Directions -> Your task is to copy every line of the records below that contains "name".

^^^^

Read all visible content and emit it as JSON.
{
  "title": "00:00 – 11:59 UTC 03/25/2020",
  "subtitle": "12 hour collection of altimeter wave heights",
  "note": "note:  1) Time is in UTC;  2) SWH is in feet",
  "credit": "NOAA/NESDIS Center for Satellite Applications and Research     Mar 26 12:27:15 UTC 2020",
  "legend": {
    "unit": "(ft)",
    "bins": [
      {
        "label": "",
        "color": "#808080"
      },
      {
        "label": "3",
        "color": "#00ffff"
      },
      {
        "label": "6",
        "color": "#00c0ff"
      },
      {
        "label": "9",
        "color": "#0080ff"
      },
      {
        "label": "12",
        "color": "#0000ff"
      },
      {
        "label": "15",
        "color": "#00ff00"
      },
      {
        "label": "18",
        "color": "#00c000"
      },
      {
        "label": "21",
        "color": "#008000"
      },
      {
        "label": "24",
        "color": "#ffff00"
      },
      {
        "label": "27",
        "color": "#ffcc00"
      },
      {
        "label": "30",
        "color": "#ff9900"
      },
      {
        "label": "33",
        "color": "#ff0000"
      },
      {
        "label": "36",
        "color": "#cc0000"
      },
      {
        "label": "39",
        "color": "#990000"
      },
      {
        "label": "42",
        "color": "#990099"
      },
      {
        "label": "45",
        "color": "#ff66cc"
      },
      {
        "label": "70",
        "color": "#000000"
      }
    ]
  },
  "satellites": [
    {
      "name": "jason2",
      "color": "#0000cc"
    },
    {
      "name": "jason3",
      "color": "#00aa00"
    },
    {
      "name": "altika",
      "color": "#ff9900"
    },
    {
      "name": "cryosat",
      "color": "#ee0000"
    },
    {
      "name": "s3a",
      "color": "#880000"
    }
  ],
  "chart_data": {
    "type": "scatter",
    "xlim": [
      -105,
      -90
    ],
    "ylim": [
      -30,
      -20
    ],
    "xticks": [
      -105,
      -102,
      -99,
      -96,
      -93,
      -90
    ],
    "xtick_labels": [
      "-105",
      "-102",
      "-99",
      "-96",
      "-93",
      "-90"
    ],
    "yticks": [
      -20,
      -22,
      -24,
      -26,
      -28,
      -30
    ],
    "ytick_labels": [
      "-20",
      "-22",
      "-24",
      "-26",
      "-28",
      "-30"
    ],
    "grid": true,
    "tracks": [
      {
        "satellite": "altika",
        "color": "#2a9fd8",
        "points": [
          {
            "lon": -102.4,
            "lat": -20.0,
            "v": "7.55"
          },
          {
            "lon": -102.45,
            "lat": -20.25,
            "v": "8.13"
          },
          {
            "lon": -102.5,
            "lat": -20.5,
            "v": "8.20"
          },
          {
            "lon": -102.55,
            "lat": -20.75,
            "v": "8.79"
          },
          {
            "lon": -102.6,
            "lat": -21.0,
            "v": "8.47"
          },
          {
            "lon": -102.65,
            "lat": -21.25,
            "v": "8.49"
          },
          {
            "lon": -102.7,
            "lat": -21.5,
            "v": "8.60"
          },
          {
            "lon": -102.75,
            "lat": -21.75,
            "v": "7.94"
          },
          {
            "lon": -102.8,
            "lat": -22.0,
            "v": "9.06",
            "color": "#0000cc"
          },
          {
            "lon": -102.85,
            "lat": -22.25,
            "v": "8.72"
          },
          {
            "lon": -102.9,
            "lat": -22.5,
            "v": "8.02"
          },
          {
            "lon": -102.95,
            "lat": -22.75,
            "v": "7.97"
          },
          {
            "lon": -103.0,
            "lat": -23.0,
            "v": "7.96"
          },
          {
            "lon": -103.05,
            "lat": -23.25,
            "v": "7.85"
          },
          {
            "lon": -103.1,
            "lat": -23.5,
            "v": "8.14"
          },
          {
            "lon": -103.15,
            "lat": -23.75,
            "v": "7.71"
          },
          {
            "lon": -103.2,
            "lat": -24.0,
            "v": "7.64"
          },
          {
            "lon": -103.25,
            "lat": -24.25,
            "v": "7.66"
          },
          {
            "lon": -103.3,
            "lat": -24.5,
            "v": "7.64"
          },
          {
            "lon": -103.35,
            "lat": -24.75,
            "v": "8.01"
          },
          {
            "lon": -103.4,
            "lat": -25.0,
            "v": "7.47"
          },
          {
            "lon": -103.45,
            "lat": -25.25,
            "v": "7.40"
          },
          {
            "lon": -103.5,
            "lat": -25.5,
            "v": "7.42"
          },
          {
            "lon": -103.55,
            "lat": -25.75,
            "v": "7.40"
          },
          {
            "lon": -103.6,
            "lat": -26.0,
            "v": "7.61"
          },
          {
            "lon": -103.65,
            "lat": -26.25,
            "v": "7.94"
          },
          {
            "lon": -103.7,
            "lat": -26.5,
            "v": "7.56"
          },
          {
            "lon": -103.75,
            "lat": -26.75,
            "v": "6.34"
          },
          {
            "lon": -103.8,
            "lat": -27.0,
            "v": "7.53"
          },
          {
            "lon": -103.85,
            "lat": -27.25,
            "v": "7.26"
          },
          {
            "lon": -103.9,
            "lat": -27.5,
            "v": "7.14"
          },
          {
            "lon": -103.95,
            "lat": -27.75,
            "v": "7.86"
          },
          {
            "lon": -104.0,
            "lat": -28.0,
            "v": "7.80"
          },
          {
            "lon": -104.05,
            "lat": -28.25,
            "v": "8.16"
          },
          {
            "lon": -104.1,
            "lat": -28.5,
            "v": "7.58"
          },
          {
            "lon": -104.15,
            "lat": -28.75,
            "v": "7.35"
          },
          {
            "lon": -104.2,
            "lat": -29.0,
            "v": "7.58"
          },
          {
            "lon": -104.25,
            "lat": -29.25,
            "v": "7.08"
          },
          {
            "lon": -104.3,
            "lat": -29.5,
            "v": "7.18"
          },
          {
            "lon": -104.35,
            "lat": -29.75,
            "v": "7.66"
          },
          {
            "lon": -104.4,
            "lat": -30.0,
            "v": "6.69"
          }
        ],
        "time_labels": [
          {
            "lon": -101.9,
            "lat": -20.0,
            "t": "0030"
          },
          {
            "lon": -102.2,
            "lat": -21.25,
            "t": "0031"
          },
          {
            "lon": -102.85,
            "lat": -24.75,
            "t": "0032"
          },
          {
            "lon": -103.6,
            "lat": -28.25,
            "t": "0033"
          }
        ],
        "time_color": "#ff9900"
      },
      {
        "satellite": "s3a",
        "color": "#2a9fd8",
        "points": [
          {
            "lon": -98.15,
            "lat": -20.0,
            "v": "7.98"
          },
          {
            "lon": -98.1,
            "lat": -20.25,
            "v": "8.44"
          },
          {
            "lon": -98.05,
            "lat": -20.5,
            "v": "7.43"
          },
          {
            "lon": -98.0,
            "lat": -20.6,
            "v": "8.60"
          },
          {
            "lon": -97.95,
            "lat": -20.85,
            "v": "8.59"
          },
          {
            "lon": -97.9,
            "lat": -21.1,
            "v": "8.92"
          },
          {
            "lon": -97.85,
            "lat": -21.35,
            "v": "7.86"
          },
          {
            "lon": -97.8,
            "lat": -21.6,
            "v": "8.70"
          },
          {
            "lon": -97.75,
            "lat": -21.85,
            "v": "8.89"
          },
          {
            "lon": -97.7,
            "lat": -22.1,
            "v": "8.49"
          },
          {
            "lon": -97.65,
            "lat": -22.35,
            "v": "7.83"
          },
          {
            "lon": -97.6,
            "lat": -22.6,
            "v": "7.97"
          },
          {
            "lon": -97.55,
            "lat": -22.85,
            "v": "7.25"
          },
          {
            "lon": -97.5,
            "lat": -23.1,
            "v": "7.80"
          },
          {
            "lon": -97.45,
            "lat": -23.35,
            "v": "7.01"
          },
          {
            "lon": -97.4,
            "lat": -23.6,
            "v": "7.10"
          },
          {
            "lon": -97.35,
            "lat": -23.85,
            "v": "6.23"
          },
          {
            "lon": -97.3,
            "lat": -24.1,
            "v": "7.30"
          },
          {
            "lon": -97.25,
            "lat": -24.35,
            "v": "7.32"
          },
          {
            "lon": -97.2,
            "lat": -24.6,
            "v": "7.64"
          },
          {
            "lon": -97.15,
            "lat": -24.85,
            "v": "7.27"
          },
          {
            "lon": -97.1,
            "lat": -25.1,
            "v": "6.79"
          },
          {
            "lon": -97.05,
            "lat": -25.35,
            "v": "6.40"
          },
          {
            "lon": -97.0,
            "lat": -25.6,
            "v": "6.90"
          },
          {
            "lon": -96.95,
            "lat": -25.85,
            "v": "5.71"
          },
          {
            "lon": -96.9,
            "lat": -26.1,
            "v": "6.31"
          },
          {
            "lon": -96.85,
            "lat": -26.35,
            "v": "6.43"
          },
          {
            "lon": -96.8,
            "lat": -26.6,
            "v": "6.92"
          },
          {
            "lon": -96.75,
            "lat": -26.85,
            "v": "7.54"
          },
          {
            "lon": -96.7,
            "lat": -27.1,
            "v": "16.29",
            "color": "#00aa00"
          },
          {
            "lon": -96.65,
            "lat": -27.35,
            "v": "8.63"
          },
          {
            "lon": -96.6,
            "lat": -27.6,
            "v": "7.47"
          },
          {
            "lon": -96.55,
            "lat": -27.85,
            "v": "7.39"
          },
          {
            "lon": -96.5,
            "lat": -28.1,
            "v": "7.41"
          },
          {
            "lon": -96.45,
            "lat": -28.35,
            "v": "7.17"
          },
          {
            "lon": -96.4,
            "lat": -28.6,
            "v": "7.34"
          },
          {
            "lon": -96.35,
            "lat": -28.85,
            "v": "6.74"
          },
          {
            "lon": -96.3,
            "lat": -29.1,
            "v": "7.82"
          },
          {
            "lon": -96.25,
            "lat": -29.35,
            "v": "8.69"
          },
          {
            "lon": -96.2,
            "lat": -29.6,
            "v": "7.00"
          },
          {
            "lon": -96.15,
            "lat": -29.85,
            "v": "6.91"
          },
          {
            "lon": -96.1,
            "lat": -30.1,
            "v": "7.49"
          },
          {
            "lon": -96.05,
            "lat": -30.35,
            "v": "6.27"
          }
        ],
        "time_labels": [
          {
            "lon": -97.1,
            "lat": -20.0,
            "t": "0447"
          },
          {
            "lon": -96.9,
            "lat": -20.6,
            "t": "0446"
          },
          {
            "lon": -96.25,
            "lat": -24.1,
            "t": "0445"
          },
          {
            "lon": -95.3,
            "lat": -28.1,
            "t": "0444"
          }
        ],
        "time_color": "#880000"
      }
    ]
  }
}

^^^^

Exercise result ->
      "name": "jason2",
      "name": "jason3",
      "name": "altika",
      "name": "cryosat",
      "name": "s3a",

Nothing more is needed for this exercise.